Keep only the lines that hold the string "name", filtering out the rest of the entries below.

==== Supplied material

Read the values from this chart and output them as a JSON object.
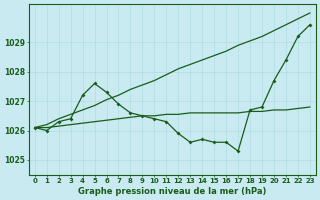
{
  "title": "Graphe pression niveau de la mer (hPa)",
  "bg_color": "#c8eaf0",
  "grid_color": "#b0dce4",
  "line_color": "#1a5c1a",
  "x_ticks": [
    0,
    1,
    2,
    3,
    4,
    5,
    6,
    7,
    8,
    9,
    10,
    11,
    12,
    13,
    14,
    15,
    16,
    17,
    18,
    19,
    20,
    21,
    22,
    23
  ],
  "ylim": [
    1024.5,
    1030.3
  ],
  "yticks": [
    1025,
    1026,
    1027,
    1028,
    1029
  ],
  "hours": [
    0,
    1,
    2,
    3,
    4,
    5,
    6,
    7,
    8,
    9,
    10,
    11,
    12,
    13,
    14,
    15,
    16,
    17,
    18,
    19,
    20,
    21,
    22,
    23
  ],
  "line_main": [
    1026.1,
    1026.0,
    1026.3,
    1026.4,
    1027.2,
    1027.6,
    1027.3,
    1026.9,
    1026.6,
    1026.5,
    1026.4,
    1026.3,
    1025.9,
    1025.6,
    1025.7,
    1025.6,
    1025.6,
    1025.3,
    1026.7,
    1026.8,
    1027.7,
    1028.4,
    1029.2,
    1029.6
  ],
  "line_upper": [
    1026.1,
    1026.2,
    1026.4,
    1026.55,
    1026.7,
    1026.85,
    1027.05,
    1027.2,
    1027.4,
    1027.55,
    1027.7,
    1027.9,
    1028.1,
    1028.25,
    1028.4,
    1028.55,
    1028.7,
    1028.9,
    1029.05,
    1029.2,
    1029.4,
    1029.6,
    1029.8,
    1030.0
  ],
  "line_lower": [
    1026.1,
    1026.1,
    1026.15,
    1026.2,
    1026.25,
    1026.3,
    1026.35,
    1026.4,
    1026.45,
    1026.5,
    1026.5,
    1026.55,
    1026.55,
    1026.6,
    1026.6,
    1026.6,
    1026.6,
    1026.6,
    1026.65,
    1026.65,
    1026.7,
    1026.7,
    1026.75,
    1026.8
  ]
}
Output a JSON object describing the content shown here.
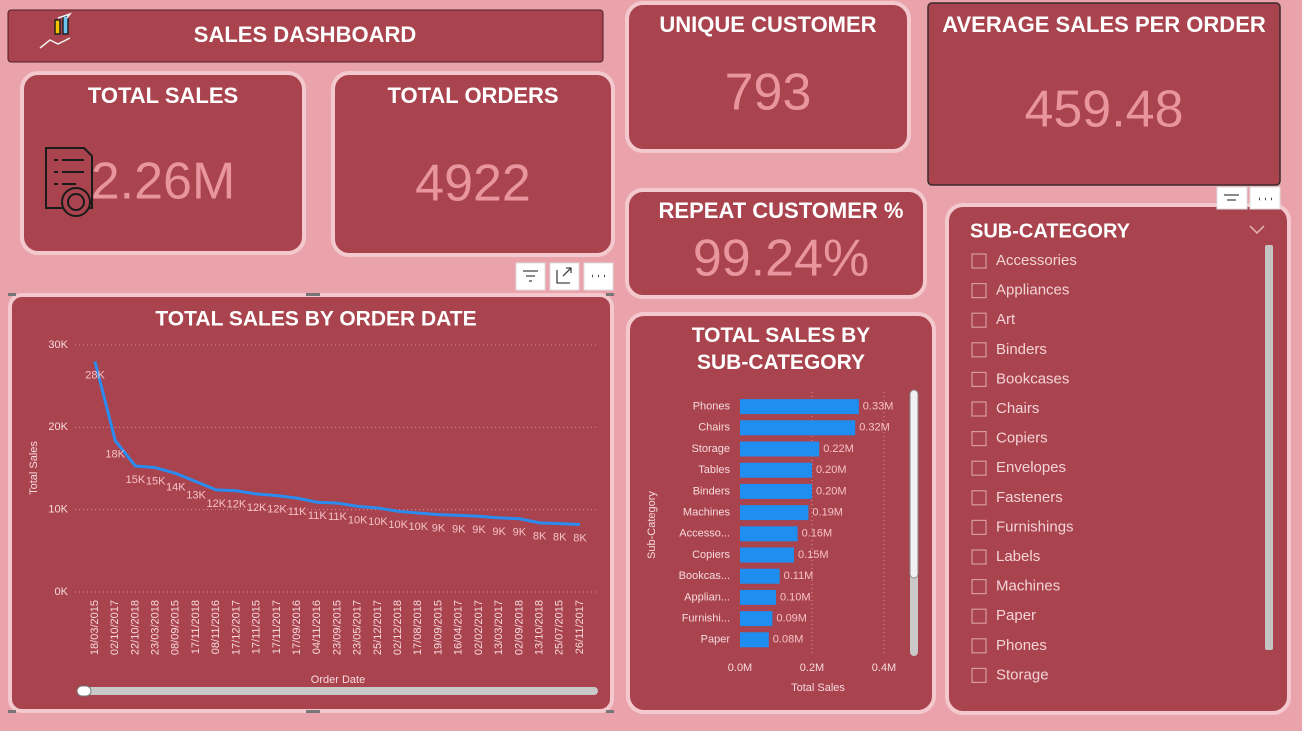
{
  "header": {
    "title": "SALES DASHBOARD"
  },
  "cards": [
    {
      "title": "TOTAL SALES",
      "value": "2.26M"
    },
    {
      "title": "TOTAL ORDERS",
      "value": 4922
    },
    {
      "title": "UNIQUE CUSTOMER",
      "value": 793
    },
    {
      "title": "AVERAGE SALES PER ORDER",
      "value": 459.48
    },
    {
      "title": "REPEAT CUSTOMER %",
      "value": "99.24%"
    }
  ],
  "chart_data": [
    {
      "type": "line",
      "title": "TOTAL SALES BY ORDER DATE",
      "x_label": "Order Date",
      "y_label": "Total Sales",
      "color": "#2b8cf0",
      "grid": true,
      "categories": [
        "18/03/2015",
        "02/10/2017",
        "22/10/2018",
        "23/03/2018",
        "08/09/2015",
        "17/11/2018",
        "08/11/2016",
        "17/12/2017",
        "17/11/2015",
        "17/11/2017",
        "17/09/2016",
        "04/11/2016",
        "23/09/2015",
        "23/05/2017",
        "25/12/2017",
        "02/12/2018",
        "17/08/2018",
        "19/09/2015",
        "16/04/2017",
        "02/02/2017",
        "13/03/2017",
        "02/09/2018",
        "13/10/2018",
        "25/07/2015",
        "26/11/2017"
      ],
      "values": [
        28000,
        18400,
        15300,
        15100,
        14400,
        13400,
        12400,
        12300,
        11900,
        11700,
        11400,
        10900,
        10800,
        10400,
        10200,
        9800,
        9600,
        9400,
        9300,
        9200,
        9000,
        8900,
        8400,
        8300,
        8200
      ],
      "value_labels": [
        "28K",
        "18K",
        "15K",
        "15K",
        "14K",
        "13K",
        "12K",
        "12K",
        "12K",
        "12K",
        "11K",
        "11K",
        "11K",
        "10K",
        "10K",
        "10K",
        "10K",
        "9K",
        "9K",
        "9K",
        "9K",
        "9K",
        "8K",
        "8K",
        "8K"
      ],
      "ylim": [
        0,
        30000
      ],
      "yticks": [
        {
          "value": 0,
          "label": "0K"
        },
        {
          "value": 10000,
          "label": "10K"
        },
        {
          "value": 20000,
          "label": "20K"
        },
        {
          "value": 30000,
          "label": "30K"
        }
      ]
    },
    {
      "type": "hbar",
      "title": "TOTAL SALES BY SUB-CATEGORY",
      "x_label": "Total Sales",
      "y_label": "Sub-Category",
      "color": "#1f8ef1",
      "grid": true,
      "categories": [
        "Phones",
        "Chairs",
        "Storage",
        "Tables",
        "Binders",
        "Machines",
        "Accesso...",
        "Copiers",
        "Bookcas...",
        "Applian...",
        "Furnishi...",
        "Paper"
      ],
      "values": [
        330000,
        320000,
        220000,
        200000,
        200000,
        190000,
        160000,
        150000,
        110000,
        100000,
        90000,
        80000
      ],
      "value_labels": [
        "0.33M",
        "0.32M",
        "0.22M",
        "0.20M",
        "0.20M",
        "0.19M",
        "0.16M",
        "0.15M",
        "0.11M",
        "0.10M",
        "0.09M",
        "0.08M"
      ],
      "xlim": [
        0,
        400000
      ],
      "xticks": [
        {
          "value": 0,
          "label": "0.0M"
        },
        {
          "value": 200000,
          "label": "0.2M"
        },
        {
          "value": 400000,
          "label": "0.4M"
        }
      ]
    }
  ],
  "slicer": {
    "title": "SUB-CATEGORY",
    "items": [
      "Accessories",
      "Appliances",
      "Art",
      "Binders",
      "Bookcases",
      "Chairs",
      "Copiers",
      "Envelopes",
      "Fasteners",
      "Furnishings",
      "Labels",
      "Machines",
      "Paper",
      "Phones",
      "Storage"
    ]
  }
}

========
==== Supplied material

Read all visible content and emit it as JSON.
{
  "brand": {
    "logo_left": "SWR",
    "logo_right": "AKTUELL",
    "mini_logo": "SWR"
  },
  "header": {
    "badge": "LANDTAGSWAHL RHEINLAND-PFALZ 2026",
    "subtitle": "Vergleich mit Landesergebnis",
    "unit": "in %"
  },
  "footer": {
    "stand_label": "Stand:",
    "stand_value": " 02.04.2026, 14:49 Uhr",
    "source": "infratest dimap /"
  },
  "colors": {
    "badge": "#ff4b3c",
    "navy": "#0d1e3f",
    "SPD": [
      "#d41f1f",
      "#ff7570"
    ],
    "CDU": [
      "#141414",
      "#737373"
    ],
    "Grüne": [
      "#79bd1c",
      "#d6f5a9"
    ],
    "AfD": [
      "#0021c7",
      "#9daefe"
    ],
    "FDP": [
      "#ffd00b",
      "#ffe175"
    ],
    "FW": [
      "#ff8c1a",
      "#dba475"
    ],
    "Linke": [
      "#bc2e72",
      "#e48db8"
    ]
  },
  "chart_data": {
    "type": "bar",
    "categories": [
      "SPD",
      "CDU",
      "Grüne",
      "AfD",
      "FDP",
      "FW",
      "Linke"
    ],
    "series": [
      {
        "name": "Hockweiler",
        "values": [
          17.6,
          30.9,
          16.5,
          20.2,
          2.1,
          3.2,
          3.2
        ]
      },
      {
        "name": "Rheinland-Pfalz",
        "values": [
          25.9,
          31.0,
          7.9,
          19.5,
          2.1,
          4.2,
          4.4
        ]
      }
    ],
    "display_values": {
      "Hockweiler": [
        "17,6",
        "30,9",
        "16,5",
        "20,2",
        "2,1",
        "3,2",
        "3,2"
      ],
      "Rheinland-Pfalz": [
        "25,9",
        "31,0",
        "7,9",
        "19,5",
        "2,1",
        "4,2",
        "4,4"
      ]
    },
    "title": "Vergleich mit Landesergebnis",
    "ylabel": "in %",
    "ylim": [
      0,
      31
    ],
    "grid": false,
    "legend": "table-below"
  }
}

========

Worked answer →
        "name": "Hockweiler",
        "name": "Rheinland-Pfalz",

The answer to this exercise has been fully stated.